**Objective:** Restate the listing that follows word for word, without its pictures.
========================
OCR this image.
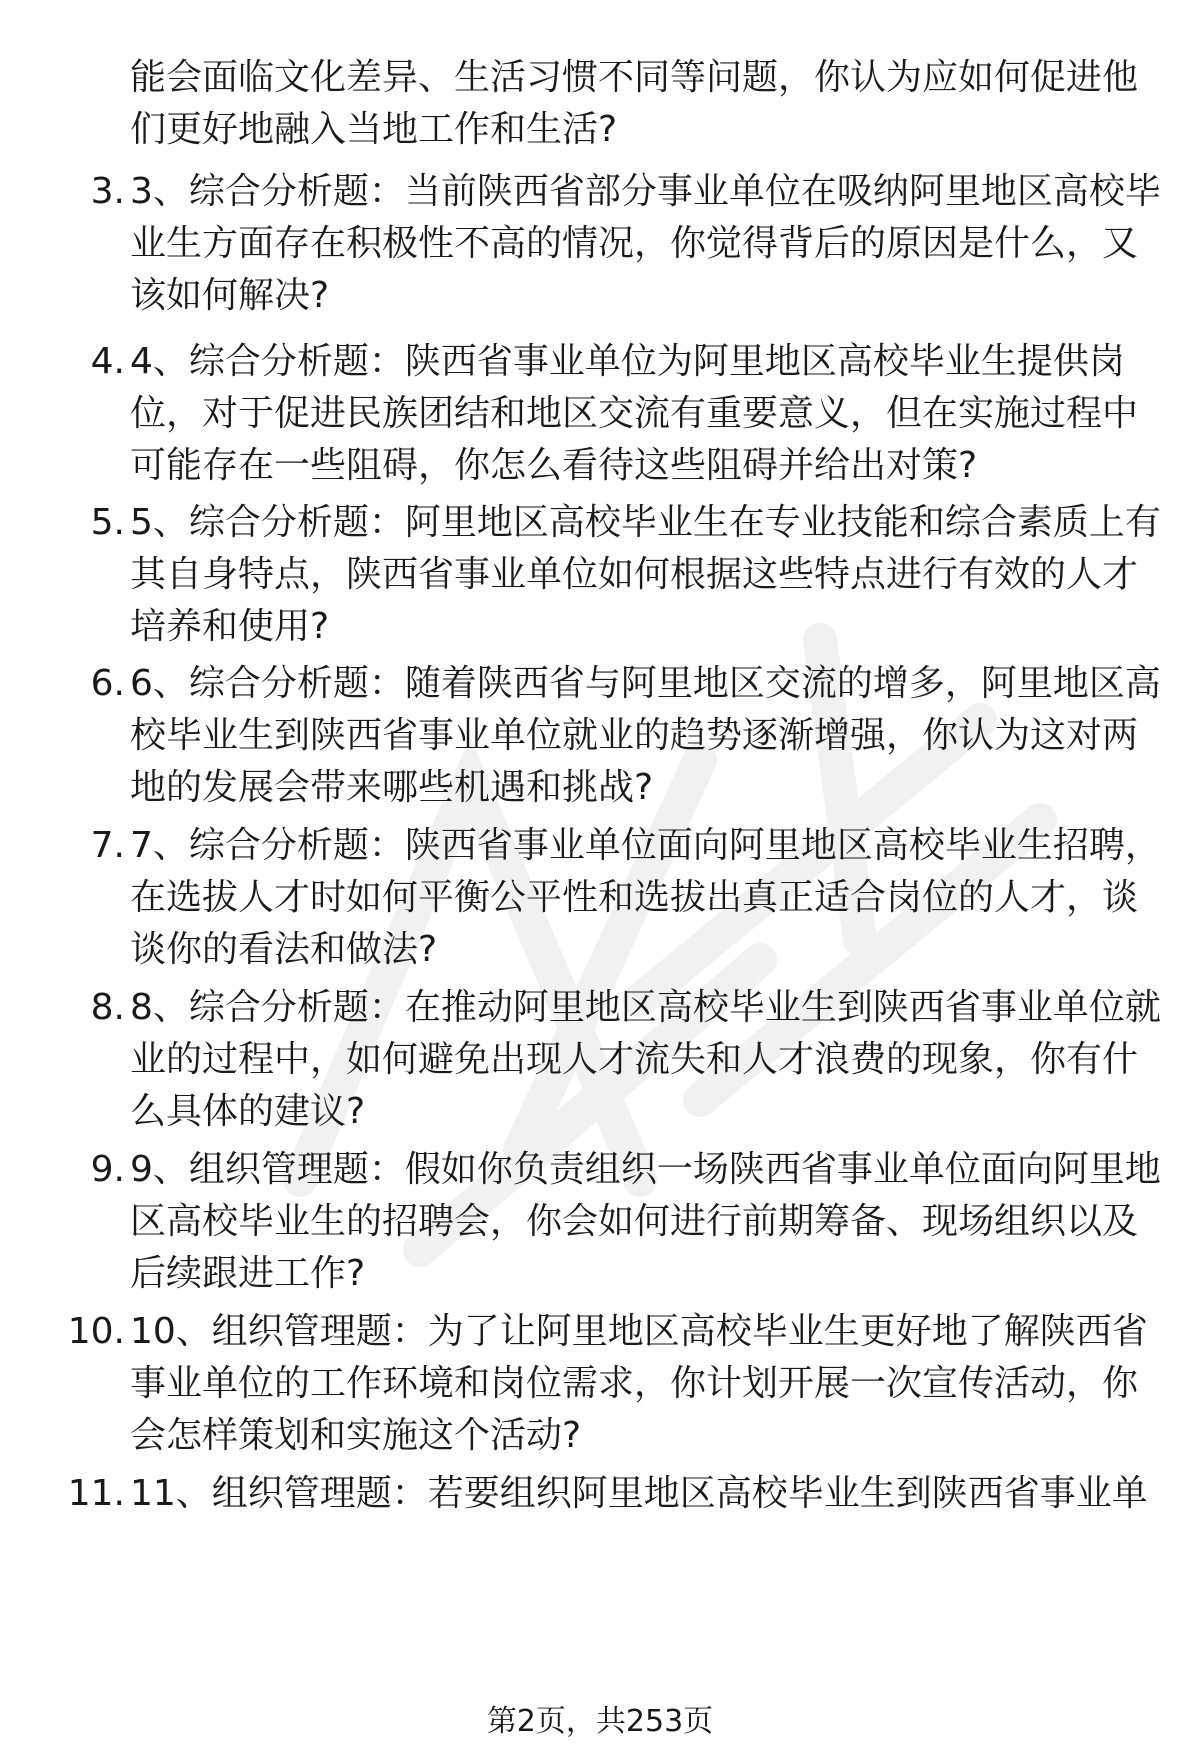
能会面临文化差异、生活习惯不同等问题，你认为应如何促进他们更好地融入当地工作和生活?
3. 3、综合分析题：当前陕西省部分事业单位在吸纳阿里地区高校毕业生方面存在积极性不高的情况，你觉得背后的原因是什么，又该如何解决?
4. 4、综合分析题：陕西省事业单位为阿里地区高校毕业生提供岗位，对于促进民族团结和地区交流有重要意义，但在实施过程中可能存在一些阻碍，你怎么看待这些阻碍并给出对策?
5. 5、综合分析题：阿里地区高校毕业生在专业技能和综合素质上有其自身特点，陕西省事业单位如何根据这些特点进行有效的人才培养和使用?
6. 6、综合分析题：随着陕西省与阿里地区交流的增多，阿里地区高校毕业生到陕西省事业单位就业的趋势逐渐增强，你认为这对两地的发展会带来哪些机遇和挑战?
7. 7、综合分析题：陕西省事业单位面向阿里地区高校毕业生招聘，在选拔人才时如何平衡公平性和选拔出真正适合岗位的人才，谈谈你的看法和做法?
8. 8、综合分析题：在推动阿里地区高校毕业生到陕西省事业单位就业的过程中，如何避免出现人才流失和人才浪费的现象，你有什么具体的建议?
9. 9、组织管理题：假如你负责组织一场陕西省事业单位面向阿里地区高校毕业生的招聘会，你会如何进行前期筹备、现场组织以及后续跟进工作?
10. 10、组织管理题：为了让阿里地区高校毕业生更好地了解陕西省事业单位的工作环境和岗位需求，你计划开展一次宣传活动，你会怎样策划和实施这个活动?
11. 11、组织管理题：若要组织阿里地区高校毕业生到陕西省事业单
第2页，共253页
========================
**Complete output:**
OCR this image.
能会面临文化差异、生活习惯不同等问题，你认为应如何促进他们更好地融入当地工作和生活?
3. 3、综合分析题：当前陕西省部分事业单位在吸纳阿里地区高校毕业生方面存在积极性不高的情况，你觉得背后的原因是什么，又该如何解决?
4. 4、综合分析题：陕西省事业单位为阿里地区高校毕业生提供岗位，对于促进民族团结和地区交流有重要意义，但在实施过程中可能存在一些阻碍，你怎么看待这些阻碍并给出对策?
5. 5、综合分析题：阿里地区高校毕业生在专业技能和综合素质上有其自身特点，陕西省事业单位如何根据这些特点进行有效的人才培养和使用?
6. 6、综合分析题：随着陕西省与阿里地区交流的增多，阿里地区高校毕业生到陕西省事业单位就业的趋势逐渐增强，你认为这对两地的发展会带来哪些机遇和挑战?
7. 7、综合分析题：陕西省事业单位面向阿里地区高校毕业生招聘，在选拔人才时如何平衡公平性和选拔出真正适合岗位的人才，谈谈你的看法和做法?
8. 8、综合分析题：在推动阿里地区高校毕业生到陕西省事业单位就业的过程中，如何避免出现人才流失和人才浪费的现象，你有什么具体的建议?
9. 9、组织管理题：假如你负责组织一场陕西省事业单位面向阿里地区高校毕业生的招聘会，你会如何进行前期筹备、现场组织以及后续跟进工作?
10. 10、组织管理题：为了让阿里地区高校毕业生更好地了解陕西省事业单位的工作环境和岗位需求，你计划开展一次宣传活动，你会怎样策划和实施这个活动?
11. 11、组织管理题：若要组织阿里地区高校毕业生到陕西省事业单
第2页，共253页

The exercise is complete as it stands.